Begin PROVIDED DATA
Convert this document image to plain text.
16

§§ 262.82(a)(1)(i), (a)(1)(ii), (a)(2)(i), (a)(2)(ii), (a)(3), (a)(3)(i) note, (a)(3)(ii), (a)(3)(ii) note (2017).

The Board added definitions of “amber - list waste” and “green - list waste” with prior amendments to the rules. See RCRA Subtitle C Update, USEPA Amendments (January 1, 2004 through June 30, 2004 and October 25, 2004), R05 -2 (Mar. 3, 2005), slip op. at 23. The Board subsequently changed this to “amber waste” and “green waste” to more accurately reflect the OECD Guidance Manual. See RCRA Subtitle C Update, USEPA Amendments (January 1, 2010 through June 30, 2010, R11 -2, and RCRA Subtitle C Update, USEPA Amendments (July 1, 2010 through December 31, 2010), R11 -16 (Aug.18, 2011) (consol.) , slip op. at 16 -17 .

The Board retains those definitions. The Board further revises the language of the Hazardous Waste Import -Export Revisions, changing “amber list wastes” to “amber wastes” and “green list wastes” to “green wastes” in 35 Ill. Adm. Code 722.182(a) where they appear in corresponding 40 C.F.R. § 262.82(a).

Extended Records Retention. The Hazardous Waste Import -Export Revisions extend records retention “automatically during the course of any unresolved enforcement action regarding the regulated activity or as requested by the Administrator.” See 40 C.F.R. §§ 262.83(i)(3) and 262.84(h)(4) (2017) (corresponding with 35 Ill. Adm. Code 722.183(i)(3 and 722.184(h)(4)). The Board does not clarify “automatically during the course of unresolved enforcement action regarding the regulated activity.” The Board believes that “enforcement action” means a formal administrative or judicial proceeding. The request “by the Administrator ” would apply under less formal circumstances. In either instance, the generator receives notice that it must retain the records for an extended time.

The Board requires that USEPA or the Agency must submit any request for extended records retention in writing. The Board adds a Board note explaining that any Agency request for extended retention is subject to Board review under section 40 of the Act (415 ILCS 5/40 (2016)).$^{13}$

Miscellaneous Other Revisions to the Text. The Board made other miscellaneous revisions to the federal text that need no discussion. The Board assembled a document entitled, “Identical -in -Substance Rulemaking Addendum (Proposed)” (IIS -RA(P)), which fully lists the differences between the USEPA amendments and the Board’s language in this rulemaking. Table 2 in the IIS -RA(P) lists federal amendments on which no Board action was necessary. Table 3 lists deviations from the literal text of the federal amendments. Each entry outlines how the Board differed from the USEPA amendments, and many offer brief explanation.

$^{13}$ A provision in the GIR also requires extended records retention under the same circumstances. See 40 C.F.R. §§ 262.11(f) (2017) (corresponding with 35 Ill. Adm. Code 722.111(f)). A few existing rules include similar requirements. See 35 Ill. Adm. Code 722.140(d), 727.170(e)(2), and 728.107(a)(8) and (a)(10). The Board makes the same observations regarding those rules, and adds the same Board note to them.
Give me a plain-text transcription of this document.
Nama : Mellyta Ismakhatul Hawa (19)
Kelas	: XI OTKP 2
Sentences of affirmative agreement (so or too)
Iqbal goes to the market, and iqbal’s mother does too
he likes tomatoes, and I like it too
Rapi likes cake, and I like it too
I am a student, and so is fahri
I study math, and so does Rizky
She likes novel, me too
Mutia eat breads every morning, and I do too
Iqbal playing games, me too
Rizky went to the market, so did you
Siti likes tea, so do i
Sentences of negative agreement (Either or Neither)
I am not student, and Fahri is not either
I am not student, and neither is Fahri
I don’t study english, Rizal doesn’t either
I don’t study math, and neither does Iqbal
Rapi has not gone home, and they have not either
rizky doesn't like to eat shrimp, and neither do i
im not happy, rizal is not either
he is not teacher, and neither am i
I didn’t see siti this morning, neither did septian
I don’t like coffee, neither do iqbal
End PROVIDED DATA
### EXERCISE OBJECTIVE
Go through the material above and copy each line that has the word "records".

### OUTPUT FOR THIS EXERCISE
Extended Records Retention. The Hazardous Waste Import -Export Revisions extend records retention “automatically during the course of any unresolved enforcement action regarding the regulated activity or as requested by the Administrator.” See 40 C.F.R. §§ 262.83(i)(3) and 262.84(h)(4) (2017) (corresponding with 35 Ill. Adm. Code 722.183(i)(3 and 722.184(h)(4)). The Board does not clarify “automatically during the course of unresolved enforcement action regarding the regulated activity.” The Board believes that “enforcement action” means a formal administrative or judicial proceeding. The request “by the Administrator ” would apply under less formal circumstances. In either instance, the generator receives notice that it must retain the records for an extended time.
The Board requires that USEPA or the Agency must submit any request for extended records retention in writing. The Board adds a Board note explaining that any Agency request for extended retention is subject to Board review under section 40 of the Act (415 ILCS 5/40 (2016)).$^{13}$
$^{13}$ A provision in the GIR also requires extended records retention under the same circumstances. See 40 C.F.R. §§ 262.11(f) (2017) (corresponding with 35 Ill. Adm. Code 722.111(f)). A few existing rules include similar requirements. See 35 Ill. Adm. Code 722.140(d), 727.170(e)(2), and 728.107(a)(8) and (a)(10). The Board makes the same observations regarding those rules, and adds the same Board note to them.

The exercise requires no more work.